* _INSTRUCTIONS FOR THE TASK_: Below are some records. Write out the lines from the one containing "Enumerate this screenshot's" to the last line, word for word, leaving out pictures.

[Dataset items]
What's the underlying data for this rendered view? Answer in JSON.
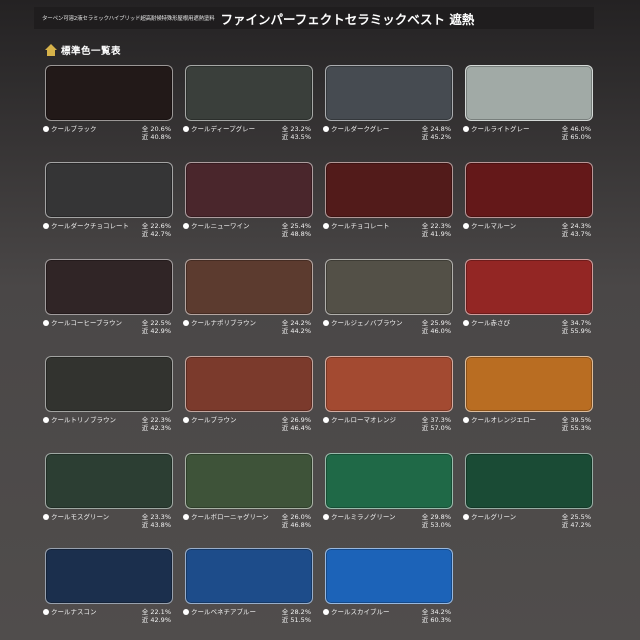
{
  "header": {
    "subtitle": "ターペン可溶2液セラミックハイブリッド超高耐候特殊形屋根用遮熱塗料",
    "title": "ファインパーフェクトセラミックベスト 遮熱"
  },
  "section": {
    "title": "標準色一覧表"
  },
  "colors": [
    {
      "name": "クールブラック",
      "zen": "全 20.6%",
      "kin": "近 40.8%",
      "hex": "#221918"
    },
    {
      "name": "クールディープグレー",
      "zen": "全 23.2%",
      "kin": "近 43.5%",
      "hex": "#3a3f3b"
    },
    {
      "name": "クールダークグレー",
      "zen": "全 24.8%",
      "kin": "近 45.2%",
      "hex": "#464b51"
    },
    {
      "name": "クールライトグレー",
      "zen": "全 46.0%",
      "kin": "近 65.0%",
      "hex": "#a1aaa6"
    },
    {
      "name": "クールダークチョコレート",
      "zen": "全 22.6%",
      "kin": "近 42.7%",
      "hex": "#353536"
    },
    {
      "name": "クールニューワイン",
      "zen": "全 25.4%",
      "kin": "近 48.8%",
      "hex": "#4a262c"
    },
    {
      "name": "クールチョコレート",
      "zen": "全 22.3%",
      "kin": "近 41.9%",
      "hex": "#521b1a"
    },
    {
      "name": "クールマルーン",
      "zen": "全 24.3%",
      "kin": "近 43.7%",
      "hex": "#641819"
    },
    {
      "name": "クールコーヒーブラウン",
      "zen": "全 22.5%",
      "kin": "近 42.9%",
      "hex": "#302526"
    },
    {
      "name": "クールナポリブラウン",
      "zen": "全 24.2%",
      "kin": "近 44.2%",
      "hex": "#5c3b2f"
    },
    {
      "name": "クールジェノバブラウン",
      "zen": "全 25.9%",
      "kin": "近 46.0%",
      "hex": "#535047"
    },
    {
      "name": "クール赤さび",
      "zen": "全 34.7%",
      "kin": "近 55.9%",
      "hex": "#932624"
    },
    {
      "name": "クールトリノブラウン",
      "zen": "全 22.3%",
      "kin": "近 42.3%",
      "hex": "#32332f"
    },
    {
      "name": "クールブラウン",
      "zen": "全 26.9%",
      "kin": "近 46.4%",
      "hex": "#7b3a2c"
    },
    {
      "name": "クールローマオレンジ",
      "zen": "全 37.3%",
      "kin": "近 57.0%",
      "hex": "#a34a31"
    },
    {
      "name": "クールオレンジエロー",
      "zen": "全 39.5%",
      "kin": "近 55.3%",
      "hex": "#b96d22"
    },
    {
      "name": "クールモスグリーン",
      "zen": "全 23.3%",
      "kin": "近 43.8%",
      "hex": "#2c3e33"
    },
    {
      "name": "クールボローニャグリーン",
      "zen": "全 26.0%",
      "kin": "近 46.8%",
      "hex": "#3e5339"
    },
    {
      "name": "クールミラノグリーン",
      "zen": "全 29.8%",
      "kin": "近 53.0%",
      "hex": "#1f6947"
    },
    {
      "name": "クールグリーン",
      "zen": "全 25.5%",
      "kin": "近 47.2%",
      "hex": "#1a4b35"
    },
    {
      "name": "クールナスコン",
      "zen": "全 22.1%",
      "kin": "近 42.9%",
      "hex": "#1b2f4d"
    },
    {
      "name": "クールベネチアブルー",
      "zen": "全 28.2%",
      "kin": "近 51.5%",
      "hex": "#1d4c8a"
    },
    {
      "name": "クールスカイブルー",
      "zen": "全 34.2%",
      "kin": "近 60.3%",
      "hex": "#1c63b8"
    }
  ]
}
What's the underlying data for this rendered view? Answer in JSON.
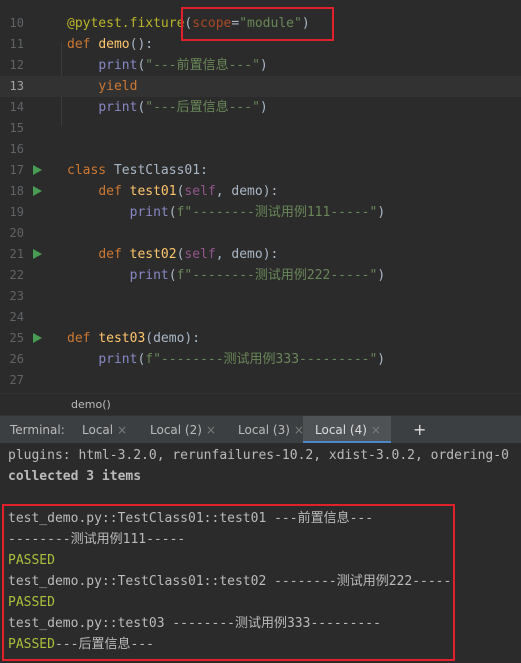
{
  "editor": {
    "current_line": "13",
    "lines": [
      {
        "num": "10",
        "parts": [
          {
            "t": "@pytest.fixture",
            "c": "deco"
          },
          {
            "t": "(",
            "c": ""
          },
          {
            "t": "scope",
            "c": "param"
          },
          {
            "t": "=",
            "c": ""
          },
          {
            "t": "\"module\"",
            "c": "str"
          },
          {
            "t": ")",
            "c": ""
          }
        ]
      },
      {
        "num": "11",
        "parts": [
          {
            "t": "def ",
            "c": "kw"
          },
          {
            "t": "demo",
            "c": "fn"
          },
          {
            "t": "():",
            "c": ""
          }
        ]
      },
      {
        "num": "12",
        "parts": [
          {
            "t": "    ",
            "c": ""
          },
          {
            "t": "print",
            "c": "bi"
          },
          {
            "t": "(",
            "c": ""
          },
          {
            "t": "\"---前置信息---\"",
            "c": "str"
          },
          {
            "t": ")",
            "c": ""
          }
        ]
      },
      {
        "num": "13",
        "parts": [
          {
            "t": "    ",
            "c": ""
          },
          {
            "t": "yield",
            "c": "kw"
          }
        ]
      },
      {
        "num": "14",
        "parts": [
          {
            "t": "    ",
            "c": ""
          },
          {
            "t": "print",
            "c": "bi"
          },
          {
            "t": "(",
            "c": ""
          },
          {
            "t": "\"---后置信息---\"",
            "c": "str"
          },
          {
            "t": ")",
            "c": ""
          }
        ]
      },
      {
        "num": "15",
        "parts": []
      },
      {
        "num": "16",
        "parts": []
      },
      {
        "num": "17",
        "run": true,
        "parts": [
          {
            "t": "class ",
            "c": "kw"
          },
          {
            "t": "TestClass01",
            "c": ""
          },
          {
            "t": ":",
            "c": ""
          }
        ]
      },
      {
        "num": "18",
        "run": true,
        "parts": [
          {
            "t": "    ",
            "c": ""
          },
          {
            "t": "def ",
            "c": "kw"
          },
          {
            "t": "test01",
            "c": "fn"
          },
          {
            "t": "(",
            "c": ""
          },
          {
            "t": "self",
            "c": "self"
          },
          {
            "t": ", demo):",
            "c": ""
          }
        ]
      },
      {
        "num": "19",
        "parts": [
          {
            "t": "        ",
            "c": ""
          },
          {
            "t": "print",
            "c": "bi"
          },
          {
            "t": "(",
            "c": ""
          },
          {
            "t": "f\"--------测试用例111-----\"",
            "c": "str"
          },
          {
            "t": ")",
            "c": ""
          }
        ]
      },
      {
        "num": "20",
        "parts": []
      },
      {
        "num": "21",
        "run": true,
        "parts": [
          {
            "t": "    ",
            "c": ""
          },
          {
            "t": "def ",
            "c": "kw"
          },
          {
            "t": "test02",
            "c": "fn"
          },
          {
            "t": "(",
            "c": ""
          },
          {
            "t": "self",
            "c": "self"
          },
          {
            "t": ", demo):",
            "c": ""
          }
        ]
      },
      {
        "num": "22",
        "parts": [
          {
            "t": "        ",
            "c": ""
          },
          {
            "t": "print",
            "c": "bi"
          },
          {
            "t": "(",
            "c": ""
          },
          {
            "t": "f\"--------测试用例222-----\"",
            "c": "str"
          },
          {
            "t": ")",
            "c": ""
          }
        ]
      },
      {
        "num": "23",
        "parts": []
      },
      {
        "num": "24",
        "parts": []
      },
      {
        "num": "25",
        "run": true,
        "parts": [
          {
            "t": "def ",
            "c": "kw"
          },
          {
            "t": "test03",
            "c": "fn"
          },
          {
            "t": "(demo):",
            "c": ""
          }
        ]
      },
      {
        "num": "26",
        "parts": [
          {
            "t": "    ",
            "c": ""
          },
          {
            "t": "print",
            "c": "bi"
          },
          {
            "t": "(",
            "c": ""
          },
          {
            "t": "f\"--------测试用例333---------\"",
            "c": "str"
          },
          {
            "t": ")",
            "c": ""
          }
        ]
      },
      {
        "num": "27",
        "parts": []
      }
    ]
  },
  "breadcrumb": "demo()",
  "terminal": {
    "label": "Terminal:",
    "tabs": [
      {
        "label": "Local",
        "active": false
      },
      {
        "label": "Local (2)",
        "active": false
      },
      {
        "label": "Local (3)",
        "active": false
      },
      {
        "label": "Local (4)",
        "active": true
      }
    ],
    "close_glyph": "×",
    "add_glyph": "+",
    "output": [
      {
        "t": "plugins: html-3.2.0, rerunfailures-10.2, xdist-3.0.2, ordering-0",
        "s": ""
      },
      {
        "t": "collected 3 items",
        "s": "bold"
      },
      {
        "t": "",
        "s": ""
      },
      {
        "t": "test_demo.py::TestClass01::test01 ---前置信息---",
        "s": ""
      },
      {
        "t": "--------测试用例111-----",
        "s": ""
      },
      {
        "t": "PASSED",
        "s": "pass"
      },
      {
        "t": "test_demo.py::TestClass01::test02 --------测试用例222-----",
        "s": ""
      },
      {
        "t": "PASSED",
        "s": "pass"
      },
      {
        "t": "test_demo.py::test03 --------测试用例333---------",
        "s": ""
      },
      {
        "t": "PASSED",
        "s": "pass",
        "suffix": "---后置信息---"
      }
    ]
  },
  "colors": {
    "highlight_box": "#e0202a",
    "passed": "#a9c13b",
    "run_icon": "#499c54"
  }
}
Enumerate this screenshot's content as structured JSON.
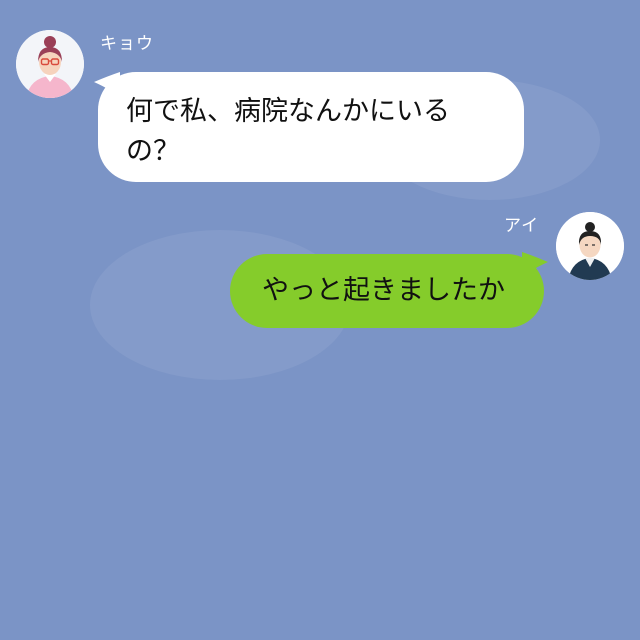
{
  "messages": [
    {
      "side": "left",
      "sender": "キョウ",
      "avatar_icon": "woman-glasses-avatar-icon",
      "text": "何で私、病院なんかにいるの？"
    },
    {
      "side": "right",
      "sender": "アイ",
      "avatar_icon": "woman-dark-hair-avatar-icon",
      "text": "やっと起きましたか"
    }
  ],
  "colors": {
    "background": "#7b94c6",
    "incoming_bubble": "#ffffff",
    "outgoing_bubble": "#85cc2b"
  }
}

* _TASK SOLUTION_:
Enumerate this screenshot's content as structured JSON.
{
  "messages": [
    {
      "side": "left",
      "sender": "キョウ",
      "avatar_icon": "woman-glasses-avatar-icon",
      "text": "何で私、病院なんかにいるの？"
    },
    {
      "side": "right",
      "sender": "アイ",
      "avatar_icon": "woman-dark-hair-avatar-icon",
      "text": "やっと起きましたか"
    }
  ],
  "colors": {
    "background": "#7b94c6",
    "incoming_bubble": "#ffffff",
    "outgoing_bubble": "#85cc2b"
  }
}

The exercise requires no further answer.